> Job
Rewrite the data from the start through the line containing "option-text: when; which [641, 398, 726, 416]", swapping "interactable" for "clickable" and leaving everything else unchanged.
[start of Provided information]
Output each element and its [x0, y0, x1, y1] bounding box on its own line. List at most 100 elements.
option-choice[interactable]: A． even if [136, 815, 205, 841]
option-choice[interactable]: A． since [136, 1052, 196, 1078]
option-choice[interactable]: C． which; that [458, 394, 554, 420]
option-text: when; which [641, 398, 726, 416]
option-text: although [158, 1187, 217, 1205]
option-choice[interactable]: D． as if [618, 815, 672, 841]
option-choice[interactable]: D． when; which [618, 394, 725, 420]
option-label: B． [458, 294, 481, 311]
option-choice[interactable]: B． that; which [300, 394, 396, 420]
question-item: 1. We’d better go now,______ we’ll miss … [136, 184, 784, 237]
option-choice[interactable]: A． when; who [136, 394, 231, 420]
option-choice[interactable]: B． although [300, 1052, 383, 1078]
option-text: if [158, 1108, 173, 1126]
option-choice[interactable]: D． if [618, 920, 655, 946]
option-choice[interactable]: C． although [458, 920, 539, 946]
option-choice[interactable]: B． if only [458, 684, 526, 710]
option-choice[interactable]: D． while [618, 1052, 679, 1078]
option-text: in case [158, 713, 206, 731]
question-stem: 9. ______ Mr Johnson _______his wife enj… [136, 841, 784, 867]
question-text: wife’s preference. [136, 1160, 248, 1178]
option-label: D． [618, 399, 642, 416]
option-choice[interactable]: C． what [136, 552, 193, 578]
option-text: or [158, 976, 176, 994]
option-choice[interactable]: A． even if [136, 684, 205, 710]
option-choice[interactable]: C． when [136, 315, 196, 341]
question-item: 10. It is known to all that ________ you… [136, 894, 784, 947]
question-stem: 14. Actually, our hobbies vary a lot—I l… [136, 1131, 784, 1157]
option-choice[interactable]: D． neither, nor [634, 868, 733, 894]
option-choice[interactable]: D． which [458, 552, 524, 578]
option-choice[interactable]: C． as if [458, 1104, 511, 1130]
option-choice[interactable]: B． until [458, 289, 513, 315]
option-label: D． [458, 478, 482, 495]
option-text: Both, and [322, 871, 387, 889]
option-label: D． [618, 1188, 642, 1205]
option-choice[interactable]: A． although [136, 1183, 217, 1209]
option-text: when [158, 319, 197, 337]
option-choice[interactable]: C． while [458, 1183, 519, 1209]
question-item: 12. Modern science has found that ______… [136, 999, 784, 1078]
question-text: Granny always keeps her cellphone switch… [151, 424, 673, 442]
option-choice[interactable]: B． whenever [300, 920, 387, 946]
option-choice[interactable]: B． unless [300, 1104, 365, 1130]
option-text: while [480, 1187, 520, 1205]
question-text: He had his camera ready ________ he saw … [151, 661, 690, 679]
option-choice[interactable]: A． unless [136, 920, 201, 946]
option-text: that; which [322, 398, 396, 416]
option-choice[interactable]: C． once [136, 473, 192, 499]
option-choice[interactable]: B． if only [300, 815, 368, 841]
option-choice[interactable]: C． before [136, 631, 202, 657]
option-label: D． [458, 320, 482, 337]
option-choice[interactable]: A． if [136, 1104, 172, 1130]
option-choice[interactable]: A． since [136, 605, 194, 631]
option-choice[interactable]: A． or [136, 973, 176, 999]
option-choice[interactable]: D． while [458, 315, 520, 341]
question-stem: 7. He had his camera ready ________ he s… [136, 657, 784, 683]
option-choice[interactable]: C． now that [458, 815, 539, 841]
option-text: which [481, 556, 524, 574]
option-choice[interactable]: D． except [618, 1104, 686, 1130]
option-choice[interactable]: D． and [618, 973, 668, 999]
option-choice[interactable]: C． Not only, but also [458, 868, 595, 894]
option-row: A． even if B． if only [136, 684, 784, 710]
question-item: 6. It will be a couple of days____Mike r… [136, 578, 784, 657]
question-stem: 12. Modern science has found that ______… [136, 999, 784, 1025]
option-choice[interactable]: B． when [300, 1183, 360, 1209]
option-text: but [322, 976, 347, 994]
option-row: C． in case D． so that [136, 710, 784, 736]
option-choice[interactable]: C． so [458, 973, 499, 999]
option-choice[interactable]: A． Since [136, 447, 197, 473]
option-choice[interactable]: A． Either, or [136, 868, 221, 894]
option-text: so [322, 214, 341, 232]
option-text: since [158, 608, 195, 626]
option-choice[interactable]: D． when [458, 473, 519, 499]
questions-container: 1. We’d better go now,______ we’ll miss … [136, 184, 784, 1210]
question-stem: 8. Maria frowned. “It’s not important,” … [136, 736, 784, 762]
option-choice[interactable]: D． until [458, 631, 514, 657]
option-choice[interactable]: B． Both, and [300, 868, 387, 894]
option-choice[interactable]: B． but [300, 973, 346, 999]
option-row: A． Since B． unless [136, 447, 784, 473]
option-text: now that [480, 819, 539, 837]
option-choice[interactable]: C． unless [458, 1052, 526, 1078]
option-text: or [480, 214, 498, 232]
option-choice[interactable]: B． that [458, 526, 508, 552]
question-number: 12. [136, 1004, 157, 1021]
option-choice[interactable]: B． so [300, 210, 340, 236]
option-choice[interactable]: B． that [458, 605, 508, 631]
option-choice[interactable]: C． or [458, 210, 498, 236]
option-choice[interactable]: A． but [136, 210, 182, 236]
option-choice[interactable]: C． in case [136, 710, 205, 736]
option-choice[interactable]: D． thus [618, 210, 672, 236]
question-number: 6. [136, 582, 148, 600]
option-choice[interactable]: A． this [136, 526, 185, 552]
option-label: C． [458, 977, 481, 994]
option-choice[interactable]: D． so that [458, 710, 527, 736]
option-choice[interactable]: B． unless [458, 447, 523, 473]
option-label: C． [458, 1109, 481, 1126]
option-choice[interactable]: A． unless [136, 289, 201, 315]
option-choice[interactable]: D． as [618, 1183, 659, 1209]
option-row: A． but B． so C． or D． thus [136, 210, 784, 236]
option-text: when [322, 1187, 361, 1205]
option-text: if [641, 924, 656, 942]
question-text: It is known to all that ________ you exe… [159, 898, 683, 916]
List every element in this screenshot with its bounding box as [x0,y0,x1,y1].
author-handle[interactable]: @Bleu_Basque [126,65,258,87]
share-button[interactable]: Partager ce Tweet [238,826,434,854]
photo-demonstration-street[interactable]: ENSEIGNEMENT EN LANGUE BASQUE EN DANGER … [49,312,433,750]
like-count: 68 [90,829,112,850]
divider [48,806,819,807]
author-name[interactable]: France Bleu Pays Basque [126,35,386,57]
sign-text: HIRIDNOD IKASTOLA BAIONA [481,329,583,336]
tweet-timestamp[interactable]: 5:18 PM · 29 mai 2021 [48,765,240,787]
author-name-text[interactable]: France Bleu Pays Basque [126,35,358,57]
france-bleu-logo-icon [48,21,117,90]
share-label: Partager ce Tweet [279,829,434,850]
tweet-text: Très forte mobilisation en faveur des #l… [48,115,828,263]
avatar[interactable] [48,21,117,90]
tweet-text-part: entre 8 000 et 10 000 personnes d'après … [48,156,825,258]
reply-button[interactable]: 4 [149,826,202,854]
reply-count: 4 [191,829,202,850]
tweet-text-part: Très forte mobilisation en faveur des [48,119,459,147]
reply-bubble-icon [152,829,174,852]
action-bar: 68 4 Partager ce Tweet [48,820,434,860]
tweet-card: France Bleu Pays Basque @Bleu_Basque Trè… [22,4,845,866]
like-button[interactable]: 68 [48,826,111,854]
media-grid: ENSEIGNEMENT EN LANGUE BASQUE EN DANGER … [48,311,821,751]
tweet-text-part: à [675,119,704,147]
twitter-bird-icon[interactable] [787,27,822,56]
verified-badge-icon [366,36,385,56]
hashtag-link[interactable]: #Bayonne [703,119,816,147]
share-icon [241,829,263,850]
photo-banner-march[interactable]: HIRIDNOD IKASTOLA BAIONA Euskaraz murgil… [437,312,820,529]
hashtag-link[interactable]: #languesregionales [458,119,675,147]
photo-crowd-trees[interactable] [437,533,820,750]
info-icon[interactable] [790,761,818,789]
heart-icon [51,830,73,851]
[end of Provided information]
> Written response
Output each element and its [x0, y0, x1, y1] bounding box on its own line. List at most 100 elements.
option-choice[clickable]: A． even if [136, 815, 205, 841]
option-choice[clickable]: A． since [136, 1052, 196, 1078]
option-choice[clickable]: C． which; that [458, 394, 554, 420]
option-text: when; which [641, 398, 726, 416]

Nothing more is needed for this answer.